**Required task:** Repeat each record exactly. Any picture gets left out.

[Records about charts and figures]
>>>>>

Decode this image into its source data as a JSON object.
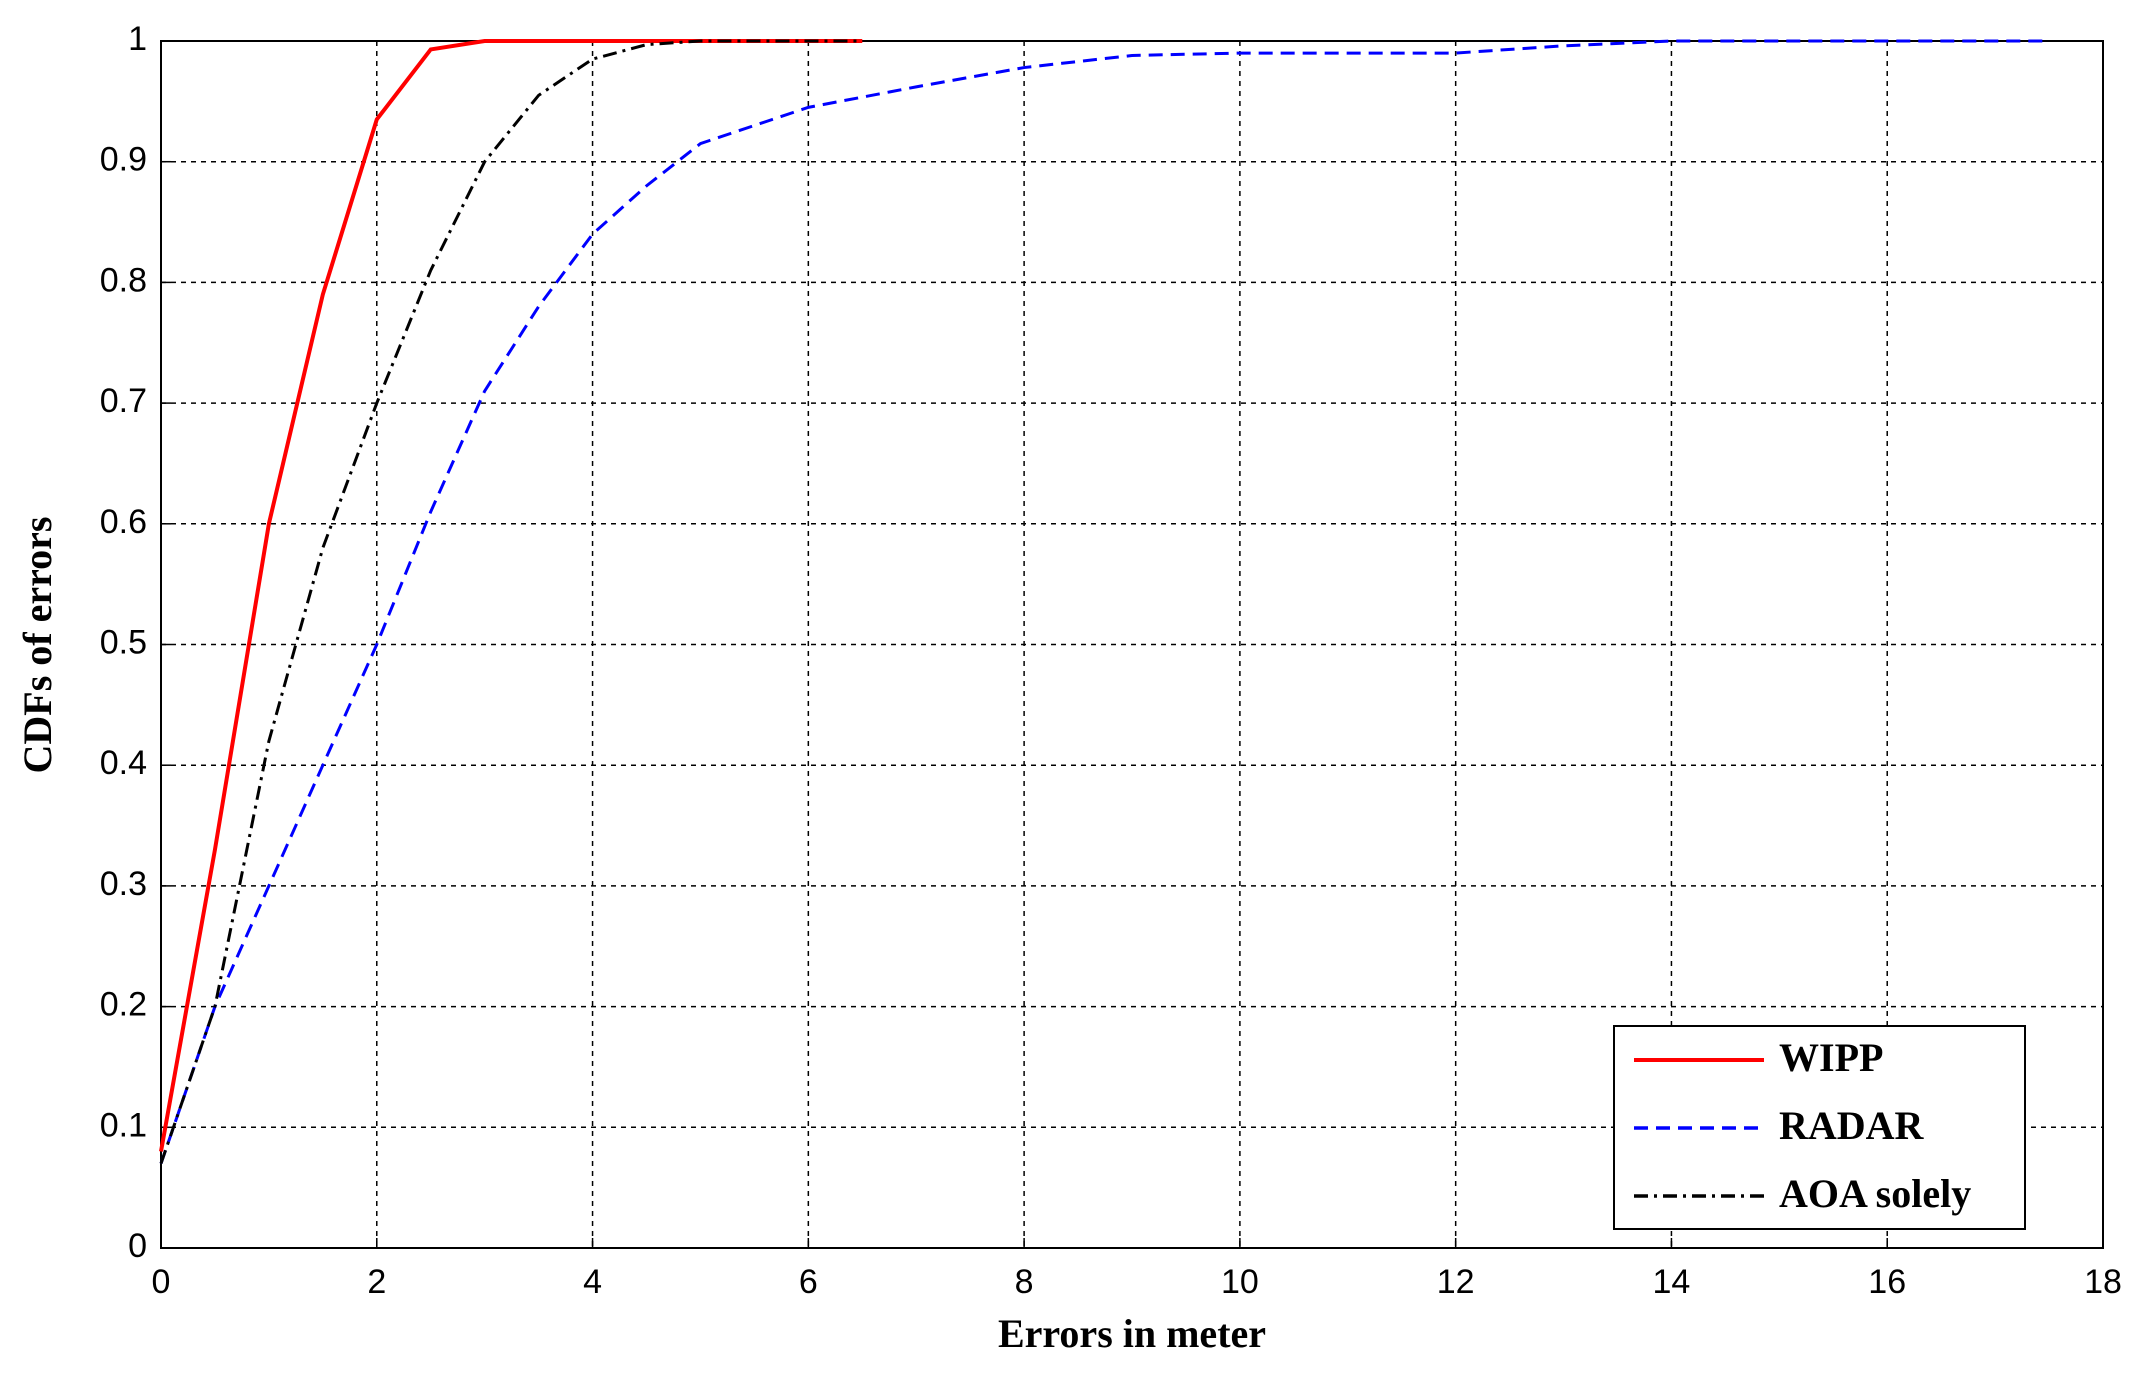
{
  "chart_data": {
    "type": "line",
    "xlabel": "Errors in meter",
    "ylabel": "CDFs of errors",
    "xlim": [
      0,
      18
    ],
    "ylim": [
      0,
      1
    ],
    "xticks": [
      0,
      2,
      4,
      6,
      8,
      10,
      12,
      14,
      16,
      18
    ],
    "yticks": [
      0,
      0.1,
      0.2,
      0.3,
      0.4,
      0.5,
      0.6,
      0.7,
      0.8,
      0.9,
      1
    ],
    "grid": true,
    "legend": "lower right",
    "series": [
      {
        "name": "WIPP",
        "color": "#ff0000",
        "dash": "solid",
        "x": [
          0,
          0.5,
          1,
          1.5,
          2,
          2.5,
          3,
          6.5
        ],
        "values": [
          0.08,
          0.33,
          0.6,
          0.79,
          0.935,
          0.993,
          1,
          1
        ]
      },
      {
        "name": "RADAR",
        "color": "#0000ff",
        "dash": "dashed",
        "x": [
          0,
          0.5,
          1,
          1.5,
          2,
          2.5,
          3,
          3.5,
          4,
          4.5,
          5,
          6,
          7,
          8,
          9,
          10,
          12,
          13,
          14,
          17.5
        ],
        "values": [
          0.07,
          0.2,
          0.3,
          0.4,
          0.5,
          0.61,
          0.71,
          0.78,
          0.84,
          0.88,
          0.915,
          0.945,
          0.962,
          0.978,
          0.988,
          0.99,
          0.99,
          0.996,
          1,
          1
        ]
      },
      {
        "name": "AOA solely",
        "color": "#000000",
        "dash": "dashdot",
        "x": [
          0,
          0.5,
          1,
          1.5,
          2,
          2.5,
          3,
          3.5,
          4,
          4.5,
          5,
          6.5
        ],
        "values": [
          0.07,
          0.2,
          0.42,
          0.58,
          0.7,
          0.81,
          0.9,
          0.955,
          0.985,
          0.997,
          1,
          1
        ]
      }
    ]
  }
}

<<<<<

**Written solution:**
Decode this image into its source data as a JSON object.
{
  "chart_data": {
    "type": "line",
    "xlabel": "Errors in meter",
    "ylabel": "CDFs of errors",
    "xlim": [
      0,
      18
    ],
    "ylim": [
      0,
      1
    ],
    "xticks": [
      0,
      2,
      4,
      6,
      8,
      10,
      12,
      14,
      16,
      18
    ],
    "yticks": [
      0,
      0.1,
      0.2,
      0.3,
      0.4,
      0.5,
      0.6,
      0.7,
      0.8,
      0.9,
      1
    ],
    "grid": true,
    "legend": "lower right",
    "series": [
      {
        "name": "WIPP",
        "color": "#ff0000",
        "dash": "solid",
        "x": [
          0,
          0.5,
          1,
          1.5,
          2,
          2.5,
          3,
          6.5
        ],
        "values": [
          0.08,
          0.33,
          0.6,
          0.79,
          0.935,
          0.993,
          1,
          1
        ]
      },
      {
        "name": "RADAR",
        "color": "#0000ff",
        "dash": "dashed",
        "x": [
          0,
          0.5,
          1,
          1.5,
          2,
          2.5,
          3,
          3.5,
          4,
          4.5,
          5,
          6,
          7,
          8,
          9,
          10,
          12,
          13,
          14,
          17.5
        ],
        "values": [
          0.07,
          0.2,
          0.3,
          0.4,
          0.5,
          0.61,
          0.71,
          0.78,
          0.84,
          0.88,
          0.915,
          0.945,
          0.962,
          0.978,
          0.988,
          0.99,
          0.99,
          0.996,
          1,
          1
        ]
      },
      {
        "name": "AOA solely",
        "color": "#000000",
        "dash": "dashdot",
        "x": [
          0,
          0.5,
          1,
          1.5,
          2,
          2.5,
          3,
          3.5,
          4,
          4.5,
          5,
          6.5
        ],
        "values": [
          0.07,
          0.2,
          0.42,
          0.58,
          0.7,
          0.81,
          0.9,
          0.955,
          0.985,
          0.997,
          1,
          1
        ]
      }
    ]
  }
}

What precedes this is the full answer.